▶ _Data entries_
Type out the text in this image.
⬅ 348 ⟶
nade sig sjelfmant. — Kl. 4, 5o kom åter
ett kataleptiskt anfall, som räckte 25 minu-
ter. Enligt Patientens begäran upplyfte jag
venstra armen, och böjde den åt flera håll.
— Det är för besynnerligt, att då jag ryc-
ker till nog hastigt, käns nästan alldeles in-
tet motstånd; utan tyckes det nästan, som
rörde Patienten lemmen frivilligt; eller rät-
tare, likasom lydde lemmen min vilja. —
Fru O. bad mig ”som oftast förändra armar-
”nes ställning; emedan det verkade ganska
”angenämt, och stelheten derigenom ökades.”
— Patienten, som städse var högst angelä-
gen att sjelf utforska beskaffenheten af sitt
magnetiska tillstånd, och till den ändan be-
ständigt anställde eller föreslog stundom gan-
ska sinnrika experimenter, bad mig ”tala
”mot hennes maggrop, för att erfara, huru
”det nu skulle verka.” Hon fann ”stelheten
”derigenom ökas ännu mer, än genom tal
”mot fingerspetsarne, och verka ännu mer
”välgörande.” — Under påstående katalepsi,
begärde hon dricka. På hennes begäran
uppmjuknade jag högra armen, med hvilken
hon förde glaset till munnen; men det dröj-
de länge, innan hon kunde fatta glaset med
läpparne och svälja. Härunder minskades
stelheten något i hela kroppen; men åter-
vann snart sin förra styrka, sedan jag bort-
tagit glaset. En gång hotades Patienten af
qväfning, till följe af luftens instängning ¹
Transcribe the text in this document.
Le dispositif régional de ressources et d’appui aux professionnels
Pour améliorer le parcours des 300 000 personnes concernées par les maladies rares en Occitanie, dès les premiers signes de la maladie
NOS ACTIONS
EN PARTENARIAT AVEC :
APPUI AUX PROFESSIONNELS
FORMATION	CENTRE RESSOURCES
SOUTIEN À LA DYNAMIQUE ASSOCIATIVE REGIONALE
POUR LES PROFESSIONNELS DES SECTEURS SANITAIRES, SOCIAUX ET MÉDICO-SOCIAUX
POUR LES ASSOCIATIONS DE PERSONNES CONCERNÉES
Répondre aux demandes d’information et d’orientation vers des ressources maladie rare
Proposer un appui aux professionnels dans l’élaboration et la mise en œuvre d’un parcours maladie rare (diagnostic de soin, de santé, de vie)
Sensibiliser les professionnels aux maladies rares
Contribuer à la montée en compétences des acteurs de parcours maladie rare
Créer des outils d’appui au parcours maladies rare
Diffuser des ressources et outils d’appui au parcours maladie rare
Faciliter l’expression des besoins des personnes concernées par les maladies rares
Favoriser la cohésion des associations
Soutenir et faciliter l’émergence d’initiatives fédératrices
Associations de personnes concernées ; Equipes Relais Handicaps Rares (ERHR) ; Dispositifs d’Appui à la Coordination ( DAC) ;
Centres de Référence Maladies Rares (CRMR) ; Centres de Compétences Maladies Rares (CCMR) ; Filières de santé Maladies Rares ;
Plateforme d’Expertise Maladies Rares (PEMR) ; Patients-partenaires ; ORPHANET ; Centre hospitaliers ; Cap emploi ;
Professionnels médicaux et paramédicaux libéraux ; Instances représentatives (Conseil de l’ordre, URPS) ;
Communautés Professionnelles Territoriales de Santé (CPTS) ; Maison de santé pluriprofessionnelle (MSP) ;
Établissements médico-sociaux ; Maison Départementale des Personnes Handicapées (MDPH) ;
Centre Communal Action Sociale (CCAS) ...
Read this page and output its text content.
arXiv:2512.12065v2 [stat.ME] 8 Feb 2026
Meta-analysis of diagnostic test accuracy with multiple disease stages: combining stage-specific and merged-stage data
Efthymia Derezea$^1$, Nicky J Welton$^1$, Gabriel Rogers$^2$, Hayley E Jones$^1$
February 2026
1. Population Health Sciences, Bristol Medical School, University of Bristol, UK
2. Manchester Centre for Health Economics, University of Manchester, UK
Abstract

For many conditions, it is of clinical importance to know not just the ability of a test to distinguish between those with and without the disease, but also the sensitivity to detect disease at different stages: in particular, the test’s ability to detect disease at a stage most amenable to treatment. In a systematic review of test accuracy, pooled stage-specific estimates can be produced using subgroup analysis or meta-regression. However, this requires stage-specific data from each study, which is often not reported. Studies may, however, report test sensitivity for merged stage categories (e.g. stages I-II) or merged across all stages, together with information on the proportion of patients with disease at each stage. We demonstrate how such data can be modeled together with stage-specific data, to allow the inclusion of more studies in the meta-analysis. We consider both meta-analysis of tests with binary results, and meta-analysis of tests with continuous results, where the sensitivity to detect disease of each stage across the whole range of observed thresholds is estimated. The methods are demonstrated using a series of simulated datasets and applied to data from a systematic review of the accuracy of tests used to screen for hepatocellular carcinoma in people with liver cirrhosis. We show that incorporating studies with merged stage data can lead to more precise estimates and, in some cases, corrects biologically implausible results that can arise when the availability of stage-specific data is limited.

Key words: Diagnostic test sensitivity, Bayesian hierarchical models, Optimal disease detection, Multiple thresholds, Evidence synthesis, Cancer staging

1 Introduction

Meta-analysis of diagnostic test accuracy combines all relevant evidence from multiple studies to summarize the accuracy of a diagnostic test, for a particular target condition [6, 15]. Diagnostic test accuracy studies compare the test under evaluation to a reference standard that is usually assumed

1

▶ _EXERCISE BRIEF_
In full and without alteration, retype the entries above.

▶ _YOUR RESPONSE_
Type out the text in this image.
⬅ 348 ⟶
nade sig sjelfmant. — Kl. 4, 5o kom åter
ett kataleptiskt anfall, som räckte 25 minu-
ter. Enligt Patientens begäran upplyfte jag
venstra armen, och böjde den åt flera håll.
— Det är för besynnerligt, att då jag ryc-
ker till nog hastigt, käns nästan alldeles in-
tet motstånd; utan tyckes det nästan, som
rörde Patienten lemmen frivilligt; eller rät-
tare, likasom lydde lemmen min vilja. —
Fru O. bad mig ”som oftast förändra armar-
”nes ställning; emedan det verkade ganska
”angenämt, och stelheten derigenom ökades.”
— Patienten, som städse var högst angelä-
gen att sjelf utforska beskaffenheten af sitt
magnetiska tillstånd, och till den ändan be-
ständigt anställde eller föreslog stundom gan-
ska sinnrika experimenter, bad mig ”tala
”mot hennes maggrop, för att erfara, huru
”det nu skulle verka.” Hon fann ”stelheten
”derigenom ökas ännu mer, än genom tal
”mot fingerspetsarne, och verka ännu mer
”välgörande.” — Under påstående katalepsi,
begärde hon dricka. På hennes begäran
uppmjuknade jag högra armen, med hvilken
hon förde glaset till munnen; men det dröj-
de länge, innan hon kunde fatta glaset med
läpparne och svälja. Härunder minskades
stelheten något i hela kroppen; men åter-
vann snart sin förra styrka, sedan jag bort-
tagit glaset. En gång hotades Patienten af
qväfning, till följe af luftens instängning ¹
Transcribe the text in this document.
Le dispositif régional de ressources et d’appui aux professionnels
Pour améliorer le parcours des 300 000 personnes concernées par les maladies rares en Occitanie, dès les premiers signes de la maladie
NOS ACTIONS
EN PARTENARIAT AVEC :
APPUI AUX PROFESSIONNELS
FORMATION	CENTRE RESSOURCES
SOUTIEN À LA DYNAMIQUE ASSOCIATIVE REGIONALE
POUR LES PROFESSIONNELS DES SECTEURS SANITAIRES, SOCIAUX ET MÉDICO-SOCIAUX
POUR LES ASSOCIATIONS DE PERSONNES CONCERNÉES
Répondre aux demandes d’information et d’orientation vers des ressources maladie rare
Proposer un appui aux professionnels dans l’élaboration et la mise en œuvre d’un parcours maladie rare (diagnostic de soin, de santé, de vie)
Sensibiliser les professionnels aux maladies rares
Contribuer à la montée en compétences des acteurs de parcours maladie rare
Créer des outils d’appui au parcours maladies rare
Diffuser des ressources et outils d’appui au parcours maladie rare
Faciliter l’expression des besoins des personnes concernées par les maladies rares
Favoriser la cohésion des associations
Soutenir et faciliter l’émergence d’initiatives fédératrices
Associations de personnes concernées ; Equipes Relais Handicaps Rares (ERHR) ; Dispositifs d’Appui à la Coordination ( DAC) ;
Centres de Référence Maladies Rares (CRMR) ; Centres de Compétences Maladies Rares (CCMR) ; Filières de santé Maladies Rares ;
Plateforme d’Expertise Maladies Rares (PEMR) ; Patients-partenaires ; ORPHANET ; Centre hospitaliers ; Cap emploi ;
Professionnels médicaux et paramédicaux libéraux ; Instances représentatives (Conseil de l’ordre, URPS) ;
Communautés Professionnelles Territoriales de Santé (CPTS) ; Maison de santé pluriprofessionnelle (MSP) ;
Établissements médico-sociaux ; Maison Départementale des Personnes Handicapées (MDPH) ;
Centre Communal Action Sociale (CCAS) ...
Read this page and output its text content.
arXiv:2512.12065v2 [stat.ME] 8 Feb 2026
Meta-analysis of diagnostic test accuracy with multiple disease stages: combining stage-specific and merged-stage data
Efthymia Derezea$^1$, Nicky J Welton$^1$, Gabriel Rogers$^2$, Hayley E Jones$^1$
February 2026
1. Population Health Sciences, Bristol Medical School, University of Bristol, UK
2. Manchester Centre for Health Economics, University of Manchester, UK
Abstract

For many conditions, it is of clinical importance to know not just the ability of a test to distinguish between those with and without the disease, but also the sensitivity to detect disease at different stages: in particular, the test’s ability to detect disease at a stage most amenable to treatment. In a systematic review of test accuracy, pooled stage-specific estimates can be produced using subgroup analysis or meta-regression. However, this requires stage-specific data from each study, which is often not reported. Studies may, however, report test sensitivity for merged stage categories (e.g. stages I-II) or merged across all stages, together with information on the proportion of patients with disease at each stage. We demonstrate how such data can be modeled together with stage-specific data, to allow the inclusion of more studies in the meta-analysis. We consider both meta-analysis of tests with binary results, and meta-analysis of tests with continuous results, where the sensitivity to detect disease of each stage across the whole range of observed thresholds is estimated. The methods are demonstrated using a series of simulated datasets and applied to data from a systematic review of the accuracy of tests used to screen for hepatocellular carcinoma in people with liver cirrhosis. We show that incorporating studies with merged stage data can lead to more precise estimates and, in some cases, corrects biologically implausible results that can arise when the availability of stage-specific data is limited.

Key words: Diagnostic test sensitivity, Bayesian hierarchical models, Optimal disease detection, Multiple thresholds, Evidence synthesis, Cancer staging

1 Introduction

Meta-analysis of diagnostic test accuracy combines all relevant evidence from multiple studies to summarize the accuracy of a diagnostic test, for a particular target condition [6, 15]. Diagnostic test accuracy studies compare the test under evaluation to a reference standard that is usually assumed

1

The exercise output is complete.